DATASET ENTRIES >>
--------------------------------------------------
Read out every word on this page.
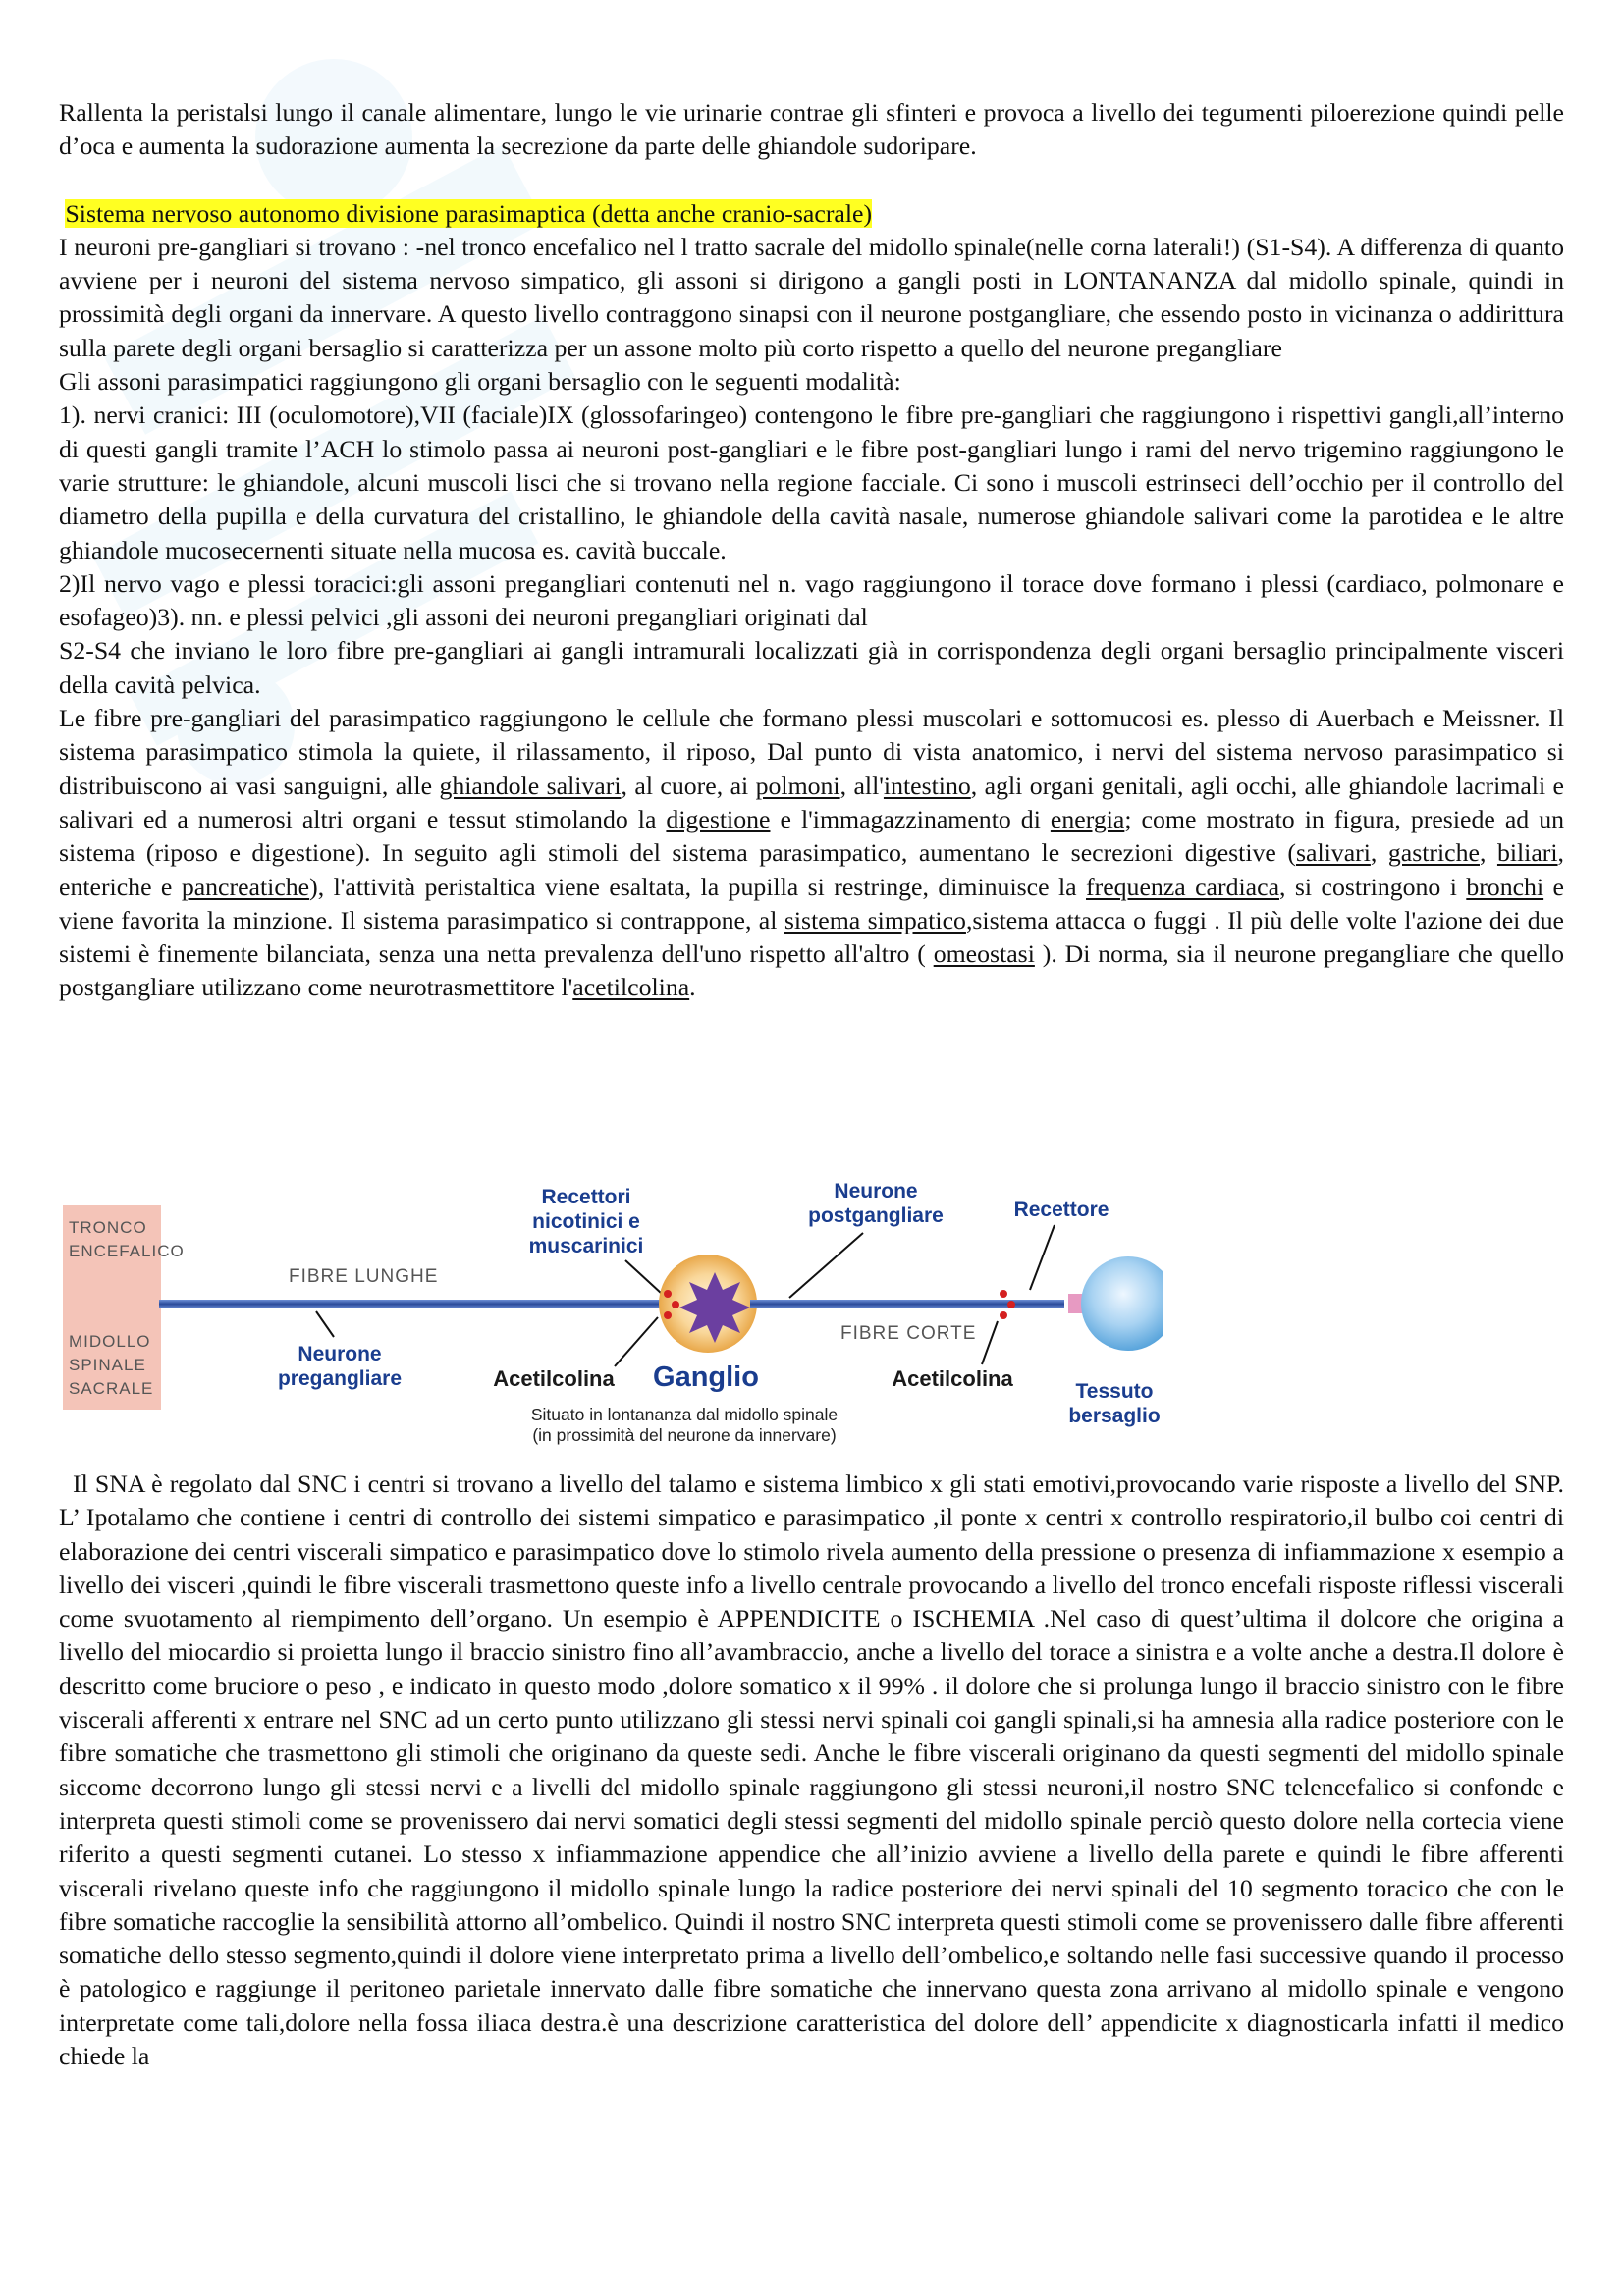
Rallenta la peristalsi lungo il canale alimentare, lungo le vie urinarie contrae gli sfinteri e provoca a livello dei tegumenti piloerezione quindi pelle d’oca e aumenta la sudorazione aumenta la secrezione da parte delle ghiandole sudoripare.

Sistema nervoso autonomo divisione parasimaptica (detta anche cranio-sacrale)

I neuroni pre-gangliari si trovano : -nel tronco encefalico nel l tratto sacrale del midollo spinale(nelle corna laterali!) (S1-S4). A differenza di quanto avviene per i neuroni del sistema nervoso simpatico, gli assoni si dirigono a gangli posti in LONTANANZA dal midollo spinale, quindi in prossimità degli organi da innervare. A questo livello contraggono sinapsi con il neurone postgangliare, che essendo posto in vicinanza o addirittura sulla parete degli organi bersaglio si caratterizza per un assone molto più corto rispetto a quello del neurone pregangliare

Gli assoni parasimpatici raggiungono gli organi bersaglio con le seguenti modalità:

1). nervi cranici: III (oculomotore),VII (faciale)IX (glossofaringeo) contengono le fibre pre-gangliari che raggiungono i rispettivi gangli,all’interno di questi gangli tramite l’ACH lo stimolo passa ai neuroni post-gangliari e le fibre post-gangliari lungo i rami del nervo trigemino raggiungono le varie strutture: le ghiandole, alcuni muscoli lisci che si trovano nella regione facciale. Ci sono i muscoli estrinseci dell’occhio per il controllo del diametro della pupilla e della curvatura del cristallino, le ghiandole della cavità nasale, numerose ghiandole salivari come la parotidea e le altre ghiandole mucosecernenti situate nella mucosa es. cavità buccale.

2)Il nervo vago e plessi toracici:gli assoni pregangliari contenuti nel n. vago raggiungono il torace dove formano i plessi (cardiaco, polmonare e esofageo)3). nn. e plessi pelvici ,gli assoni dei neuroni pregangliari originati dal

S2-S4 che inviano le loro fibre pre-gangliari ai gangli intramurali localizzati già in corrispondenza degli organi bersaglio principalmente visceri della cavità pelvica.

Le fibre pre-gangliari del parasimpatico raggiungono le cellule che formano plessi muscolari e sottomucosi es. plesso di Auerbach e Meissner. Il sistema parasimpatico stimola la quiete, il rilassamento, il riposo, Dal punto di vista anatomico, i nervi del sistema nervoso parasimpatico si distribuiscono ai vasi sanguigni, alle ghiandole salivari, al cuore, ai polmoni, all'intestino, agli organi genitali, agli occhi, alle ghiandole lacrimali e salivari ed a numerosi altri organi e tessut stimolando la digestione e l'immagazzinamento di energia; come mostrato in figura, presiede ad un sistema (riposo e digestione). In seguito agli stimoli del sistema parasimpatico, aumentano le secrezioni digestive (salivari, gastriche, biliari, enteriche e pancreatiche), l'attività peristaltica viene esaltata, la pupilla si restringe, diminuisce la frequenza cardiaca, si costringono i bronchi e viene favorita la minzione. Il sistema parasimpatico si contrappone, al sistema simpatico,sistema attacca o fuggi . Il più delle volte l'azione dei due sistemi è finemente bilanciata, senza una netta prevalenza dell'uno rispetto all'altro ( omeostasi ). Di norma, sia il neurone pregangliare che quello postgangliare utilizzano come neurotrasmettitore l'acetilcolina.

TRONCO
ENCEFALICO
MIDOLLO
SPINALE
SACRALE
FIBRE LUNGHE
Neurone
pregangliare
Recettori
nicotinici e
muscarinici
Neurone
postgangliare
FIBRE CORTE
Recettore
Acetilcolina Ganglio	Acetilcolina
Tessuto
bersaglio
Situato in lontananza dal midollo spinale
(in prossimità del neurone da innervare)

Il SNA è regolato dal SNC i centri si trovano a livello del talamo e sistema limbico x gli stati emotivi,provocando varie risposte a livello del SNP. L’ Ipotalamo che contiene i centri di controllo dei sistemi simpatico e parasimpatico ,il ponte x centri x controllo respiratorio,il bulbo coi centri di elaborazione dei centri viscerali simpatico e parasimpatico dove lo stimolo rivela aumento della pressione o presenza di infiammazione x esempio a livello dei visceri ,quindi le fibre viscerali trasmettono queste info a livello centrale provocando a livello del tronco encefali risposte riflessi viscerali come svuotamento al riempimento dell’organo. Un esempio è APPENDICITE o ISCHEMIA .Nel caso di quest’ultima il dolcore che origina a livello del miocardio si proietta lungo il braccio sinistro fino all’avambraccio, anche a livello del torace a sinistra e a volte anche a destra.Il dolore è descritto come bruciore o peso , e indicato in questo modo ,dolore somatico x il 99% . il dolore che si prolunga lungo il braccio sinistro con le fibre viscerali afferenti x entrare nel SNC ad un certo punto utilizzano gli stessi nervi spinali coi gangli spinali,si ha amnesia alla radice posteriore con le fibre somatiche che trasmettono gli stimoli che originano da queste sedi. Anche le fibre viscerali originano da questi segmenti del midollo spinale siccome decorrono lungo gli stessi nervi e a livelli del midollo spinale raggiungono gli stessi neuroni,il nostro SNC telencefalico si confonde e interpreta questi stimoli come se provenissero dai nervi somatici degli stessi segmenti del midollo spinale perciò questo dolore nella cortecia viene riferito a questi segmenti cutanei. Lo stesso x infiammazione appendice che all’inizio avviene a livello della parete e quindi le fibre afferenti viscerali rivelano queste info che raggiungono il midollo spinale lungo la radice posteriore dei nervi spinali del 10 segmento toracico che con le fibre somatiche raccoglie la sensibilità attorno all’ombelico. Quindi il nostro SNC interpreta questi stimoli come se provenissero dalle fibre afferenti somatiche dello stesso segmento,quindi il dolore viene interpretato prima a livello dell’ombelico,e soltando nelle fasi successive quando il processo è patologico e raggiunge il peritoneo parietale innervato dalle fibre somatiche che innervano questa zona arrivano al midollo spinale e vengono interpretate come tali,dolore nella fossa iliaca destra.è una descrizione caratteristica del dolore dell’ appendicite x diagnosticarla infatti il medico chiede la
--------------------------------------------------
GOAL >>
In the listing, find all lines with the string "cavità" and copy them.

EXERCISE RESULT >>
1). nervi cranici: III (oculomotore),VII (faciale)IX (glossofaringeo) contengono le fibre pre-gangliari che raggiungono i rispettivi gangli,all’interno di questi gangli tramite l’ACH lo stimolo passa ai neuroni post-gangliari e le fibre post-gangliari lungo i rami del nervo trigemino raggiungono le varie strutture: le ghiandole, alcuni muscoli lisci che si trovano nella regione facciale. Ci sono i muscoli estrinseci dell’occhio per il controllo del diametro della pupilla e della curvatura del cristallino, le ghiandole della cavità nasale, numerose ghiandole salivari come la parotidea e le altre ghiandole mucosecernenti situate nella mucosa es. cavità buccale.
S2-S4 che inviano le loro fibre pre-gangliari ai gangli intramurali localizzati già in corrispondenza degli organi bersaglio principalmente visceri della cavità pelvica.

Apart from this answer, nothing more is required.